**DATA LISTING:**
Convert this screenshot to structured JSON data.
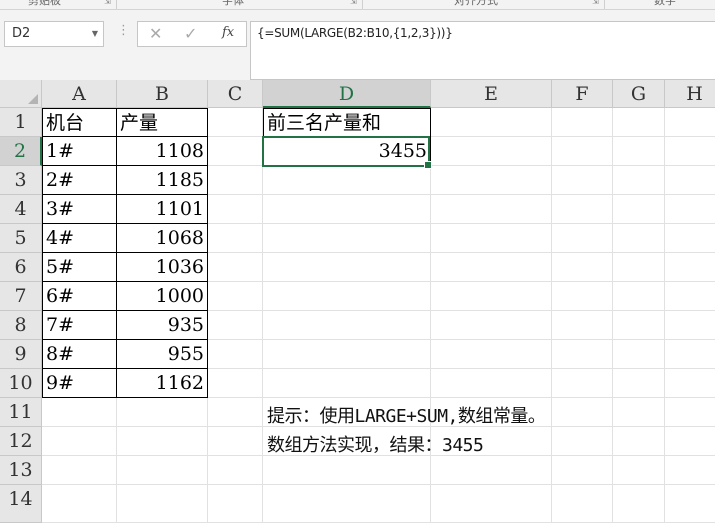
{
  "ribbon": {
    "groups": [
      "剪贴板",
      "字体",
      "对齐方式",
      "数字"
    ]
  },
  "namebox": {
    "value": "D2"
  },
  "formula_bar": {
    "cancel_icon": "close-icon",
    "enter_icon": "check-icon",
    "fx_label": "fx",
    "formula": "{=SUM(LARGE(B2:B10,{1,2,3}))}"
  },
  "columns": [
    "A",
    "B",
    "C",
    "D",
    "E",
    "F",
    "G",
    "H"
  ],
  "rows": [
    "1",
    "2",
    "3",
    "4",
    "5",
    "6",
    "7",
    "8",
    "9",
    "10",
    "11",
    "12",
    "13",
    "14"
  ],
  "table": {
    "header_a": "机台",
    "header_b": "产量",
    "machines": [
      "1#",
      "2#",
      "3#",
      "4#",
      "5#",
      "6#",
      "7#",
      "8#",
      "9#"
    ],
    "outputs": [
      "1108",
      "1185",
      "1101",
      "1068",
      "1036",
      "1000",
      "935",
      "955",
      "1162"
    ]
  },
  "result": {
    "label": "前三名产量和",
    "value": "3455"
  },
  "notes": {
    "line1": "提示：使用LARGE+SUM,数组常量。",
    "line2": "数组方法实现，结果：3455"
  },
  "colors": {
    "accent": "#217346",
    "header_bg": "#e6e6e6",
    "grid_line": "#e1e1e1"
  }
}
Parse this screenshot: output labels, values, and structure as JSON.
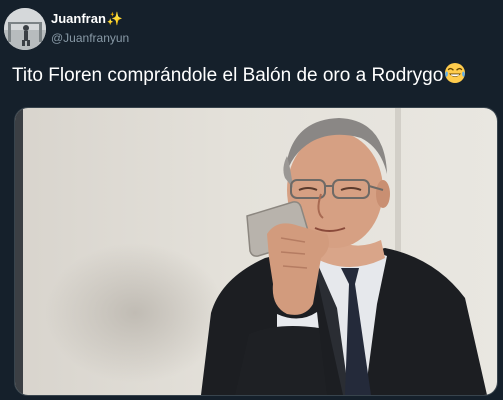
{
  "tweet": {
    "author": {
      "display_name": "Juanfran",
      "name_emoji": "✨",
      "handle": "@Juanfranyun",
      "avatar": "avatar-photo"
    },
    "text": "Tito Floren comprándole el Balón de oro a Rodrygo",
    "text_emoji": "face-with-tears-of-joy-icon",
    "media": {
      "type": "photo",
      "subject": "man in dark suit holding a phone to his ear"
    }
  },
  "colors": {
    "background": "#15202b",
    "text": "#ffffff",
    "secondary_text": "#8899a6",
    "border": "#38444d",
    "sparkle": "#f7c31a"
  }
}
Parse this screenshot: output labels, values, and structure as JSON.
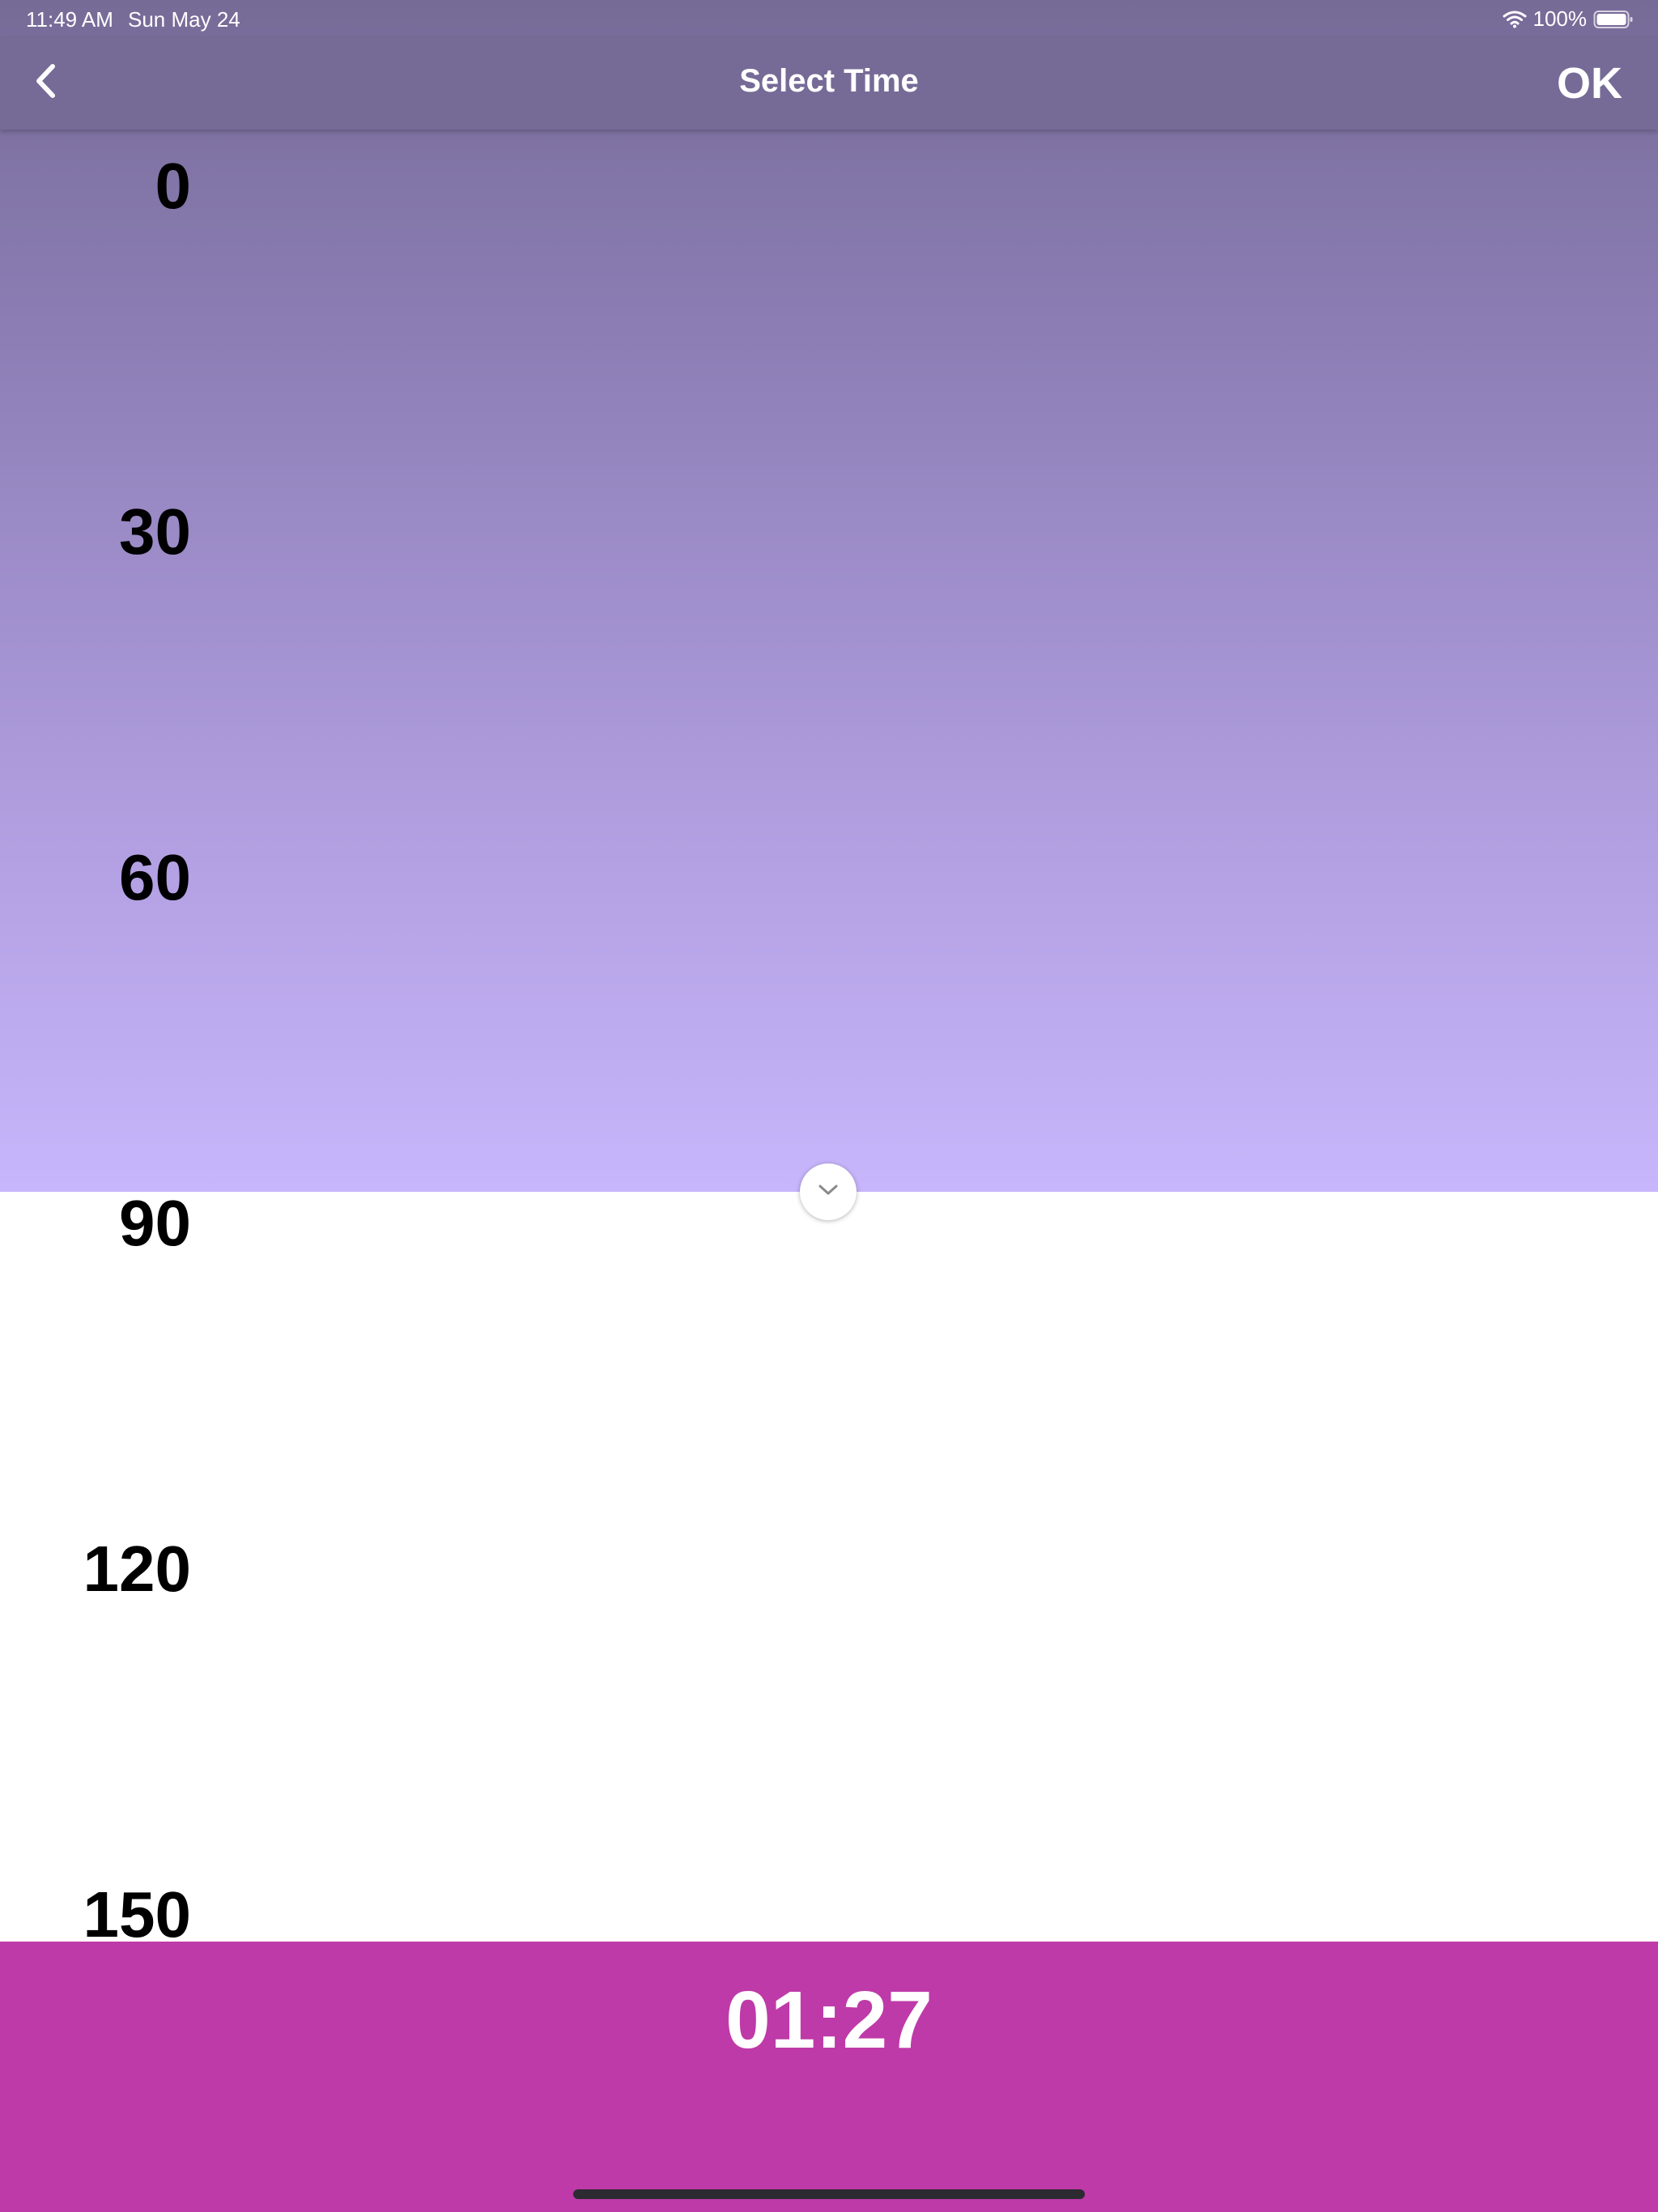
{
  "status_bar": {
    "time": "11:49 AM",
    "date": "Sun May 24",
    "battery": "100%"
  },
  "nav": {
    "title": "Select Time",
    "ok_label": "OK",
    "back_icon": "chevron-left-icon"
  },
  "scale": {
    "tick_labels": [
      "0",
      "30",
      "60",
      "90",
      "120",
      "150"
    ]
  },
  "selection": {
    "fill_level_fraction": 0.55
  },
  "handle": {
    "icon": "chevron-down-icon"
  },
  "footer": {
    "time_value": "01:27"
  },
  "colors": {
    "nav_background": "#766b97",
    "gradient_top": "#766b97",
    "gradient_bottom": "#c8b6fc",
    "footer_background": "#be3aa8",
    "text_primary": "#000000",
    "text_on_accent": "#ffffff"
  }
}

**TASK TO CARRY OUT:** List every line above that contains the word "chevron".

**RESPONSE TO THIS TASK:**
    "back_icon": "chevron-left-icon"
    "icon": "chevron-down-icon"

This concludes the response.